» Given problem:
Lines containing "power" are to be counted. Report the count alone.

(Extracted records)
+++

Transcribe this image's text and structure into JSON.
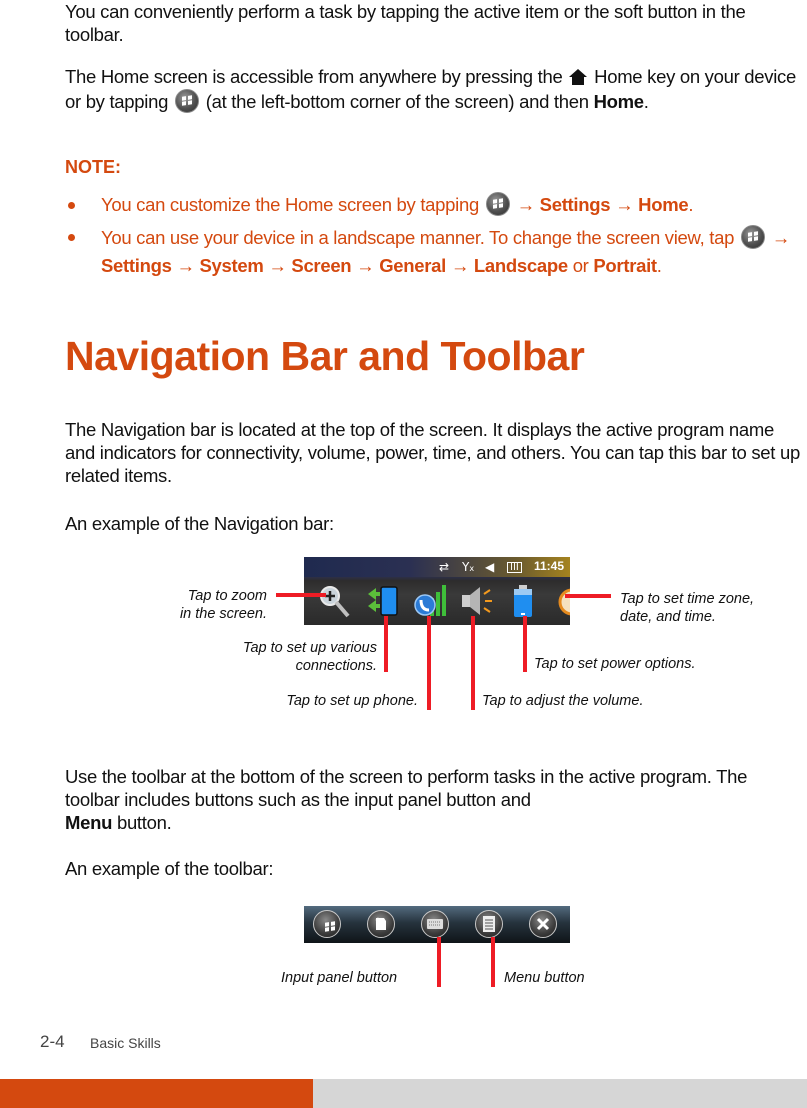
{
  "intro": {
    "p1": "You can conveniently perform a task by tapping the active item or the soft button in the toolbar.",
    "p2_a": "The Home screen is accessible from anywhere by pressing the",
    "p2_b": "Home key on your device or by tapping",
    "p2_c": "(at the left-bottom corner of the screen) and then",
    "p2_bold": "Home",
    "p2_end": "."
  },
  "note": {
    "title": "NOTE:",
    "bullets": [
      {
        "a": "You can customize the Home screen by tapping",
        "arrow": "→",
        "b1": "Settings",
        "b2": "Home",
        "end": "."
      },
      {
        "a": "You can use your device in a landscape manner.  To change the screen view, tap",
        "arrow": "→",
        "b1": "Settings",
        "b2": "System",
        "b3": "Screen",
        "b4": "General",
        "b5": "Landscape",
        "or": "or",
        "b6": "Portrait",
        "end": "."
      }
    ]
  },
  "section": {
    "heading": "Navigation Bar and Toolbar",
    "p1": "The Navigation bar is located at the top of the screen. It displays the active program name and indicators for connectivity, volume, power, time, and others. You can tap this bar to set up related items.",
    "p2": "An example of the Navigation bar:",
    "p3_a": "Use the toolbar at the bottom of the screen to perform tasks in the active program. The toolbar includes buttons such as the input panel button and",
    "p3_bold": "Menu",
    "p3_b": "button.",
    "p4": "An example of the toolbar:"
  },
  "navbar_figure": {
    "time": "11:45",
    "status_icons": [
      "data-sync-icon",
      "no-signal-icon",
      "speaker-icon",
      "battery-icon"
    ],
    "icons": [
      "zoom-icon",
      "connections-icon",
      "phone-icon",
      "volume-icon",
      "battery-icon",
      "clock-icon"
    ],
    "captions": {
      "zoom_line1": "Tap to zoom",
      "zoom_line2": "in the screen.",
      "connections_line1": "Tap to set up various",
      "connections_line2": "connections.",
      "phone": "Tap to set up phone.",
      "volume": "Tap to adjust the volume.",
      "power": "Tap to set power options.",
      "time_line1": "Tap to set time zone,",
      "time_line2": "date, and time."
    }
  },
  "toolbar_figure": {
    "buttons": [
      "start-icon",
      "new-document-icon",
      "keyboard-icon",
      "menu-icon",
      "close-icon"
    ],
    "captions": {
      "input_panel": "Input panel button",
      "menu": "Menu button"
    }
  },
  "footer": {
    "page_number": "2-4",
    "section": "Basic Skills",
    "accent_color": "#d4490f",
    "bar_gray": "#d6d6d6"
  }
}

+++

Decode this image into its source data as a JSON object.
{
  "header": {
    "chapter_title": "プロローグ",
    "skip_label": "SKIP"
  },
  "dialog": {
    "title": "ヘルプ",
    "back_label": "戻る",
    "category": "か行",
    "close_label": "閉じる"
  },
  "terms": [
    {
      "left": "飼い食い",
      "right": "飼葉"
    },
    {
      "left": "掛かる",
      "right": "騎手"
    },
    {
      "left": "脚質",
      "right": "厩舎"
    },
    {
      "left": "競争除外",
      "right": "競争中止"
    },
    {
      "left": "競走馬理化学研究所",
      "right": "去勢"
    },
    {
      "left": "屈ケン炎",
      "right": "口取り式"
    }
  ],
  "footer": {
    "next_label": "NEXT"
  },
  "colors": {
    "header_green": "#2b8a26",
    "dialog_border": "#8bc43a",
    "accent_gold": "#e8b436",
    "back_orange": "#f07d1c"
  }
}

+++

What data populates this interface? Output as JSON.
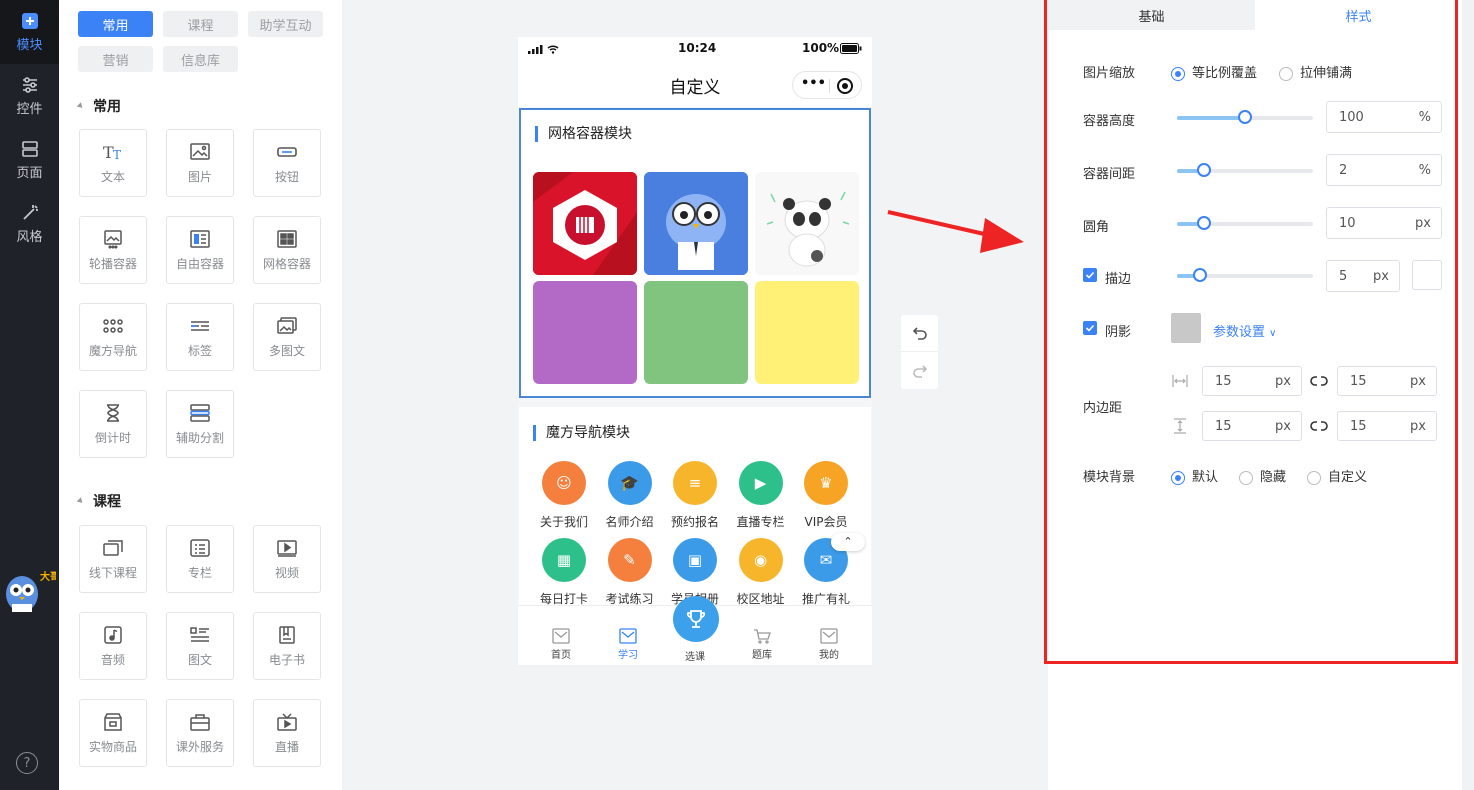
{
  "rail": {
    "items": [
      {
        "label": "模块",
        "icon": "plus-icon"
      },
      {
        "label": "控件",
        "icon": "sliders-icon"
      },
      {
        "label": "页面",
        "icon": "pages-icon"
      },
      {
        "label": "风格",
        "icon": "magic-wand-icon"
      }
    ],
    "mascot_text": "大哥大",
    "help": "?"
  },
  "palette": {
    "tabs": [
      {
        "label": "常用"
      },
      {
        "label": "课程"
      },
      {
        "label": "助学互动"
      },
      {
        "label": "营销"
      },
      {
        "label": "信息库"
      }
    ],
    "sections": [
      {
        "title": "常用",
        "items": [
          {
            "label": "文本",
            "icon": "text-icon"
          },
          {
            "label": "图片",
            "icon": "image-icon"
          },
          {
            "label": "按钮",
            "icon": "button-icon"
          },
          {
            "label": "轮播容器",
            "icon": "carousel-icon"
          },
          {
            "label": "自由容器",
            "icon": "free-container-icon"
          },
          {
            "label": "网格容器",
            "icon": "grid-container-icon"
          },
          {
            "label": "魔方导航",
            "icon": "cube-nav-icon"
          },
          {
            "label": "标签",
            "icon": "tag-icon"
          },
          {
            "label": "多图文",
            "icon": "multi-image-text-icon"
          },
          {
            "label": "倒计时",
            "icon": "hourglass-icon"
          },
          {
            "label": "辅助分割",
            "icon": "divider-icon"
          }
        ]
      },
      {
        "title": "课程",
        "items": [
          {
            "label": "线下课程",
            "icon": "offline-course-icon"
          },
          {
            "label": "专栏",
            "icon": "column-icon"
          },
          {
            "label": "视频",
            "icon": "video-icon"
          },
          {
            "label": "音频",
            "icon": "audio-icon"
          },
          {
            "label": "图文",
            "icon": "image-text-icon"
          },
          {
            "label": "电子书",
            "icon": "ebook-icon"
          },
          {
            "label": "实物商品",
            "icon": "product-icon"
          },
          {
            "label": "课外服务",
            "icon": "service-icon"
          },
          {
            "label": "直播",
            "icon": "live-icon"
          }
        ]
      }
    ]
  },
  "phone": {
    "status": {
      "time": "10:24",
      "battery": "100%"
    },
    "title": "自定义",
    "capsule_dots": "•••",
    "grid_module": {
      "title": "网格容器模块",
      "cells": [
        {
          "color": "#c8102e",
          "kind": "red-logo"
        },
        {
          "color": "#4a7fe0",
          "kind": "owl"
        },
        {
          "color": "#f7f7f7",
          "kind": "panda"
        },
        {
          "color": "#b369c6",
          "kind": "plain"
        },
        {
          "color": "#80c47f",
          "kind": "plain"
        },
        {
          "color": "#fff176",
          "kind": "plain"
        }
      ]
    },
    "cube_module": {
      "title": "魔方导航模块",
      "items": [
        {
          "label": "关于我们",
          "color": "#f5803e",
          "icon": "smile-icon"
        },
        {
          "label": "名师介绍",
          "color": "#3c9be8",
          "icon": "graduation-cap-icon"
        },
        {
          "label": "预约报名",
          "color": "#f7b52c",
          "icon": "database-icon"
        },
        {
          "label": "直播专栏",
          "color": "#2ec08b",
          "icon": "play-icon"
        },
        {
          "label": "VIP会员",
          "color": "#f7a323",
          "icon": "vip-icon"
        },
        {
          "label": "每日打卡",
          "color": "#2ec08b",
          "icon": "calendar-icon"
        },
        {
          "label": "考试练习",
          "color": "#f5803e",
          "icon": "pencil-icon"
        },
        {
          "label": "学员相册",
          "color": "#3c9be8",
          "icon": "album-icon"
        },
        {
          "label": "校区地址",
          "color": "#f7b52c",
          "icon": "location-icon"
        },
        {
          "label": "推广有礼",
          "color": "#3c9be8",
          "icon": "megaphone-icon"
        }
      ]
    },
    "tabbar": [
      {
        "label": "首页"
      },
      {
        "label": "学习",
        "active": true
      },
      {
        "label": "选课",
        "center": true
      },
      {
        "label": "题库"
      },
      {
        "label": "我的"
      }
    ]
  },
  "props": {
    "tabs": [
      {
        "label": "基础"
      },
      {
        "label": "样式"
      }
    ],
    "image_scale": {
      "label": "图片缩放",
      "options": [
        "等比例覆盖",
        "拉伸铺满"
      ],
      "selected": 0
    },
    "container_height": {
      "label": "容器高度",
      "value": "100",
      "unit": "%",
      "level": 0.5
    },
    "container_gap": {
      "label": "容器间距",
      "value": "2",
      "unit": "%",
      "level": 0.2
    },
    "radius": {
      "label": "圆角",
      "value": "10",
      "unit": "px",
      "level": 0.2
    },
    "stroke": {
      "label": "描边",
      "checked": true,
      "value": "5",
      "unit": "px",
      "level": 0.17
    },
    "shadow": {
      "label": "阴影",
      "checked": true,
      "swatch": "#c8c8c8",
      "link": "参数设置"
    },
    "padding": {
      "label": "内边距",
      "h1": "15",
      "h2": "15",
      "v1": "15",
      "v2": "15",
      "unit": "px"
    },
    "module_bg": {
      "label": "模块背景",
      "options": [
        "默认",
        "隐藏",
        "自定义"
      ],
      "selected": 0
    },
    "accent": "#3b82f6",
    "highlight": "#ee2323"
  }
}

+++

» Expected output:
2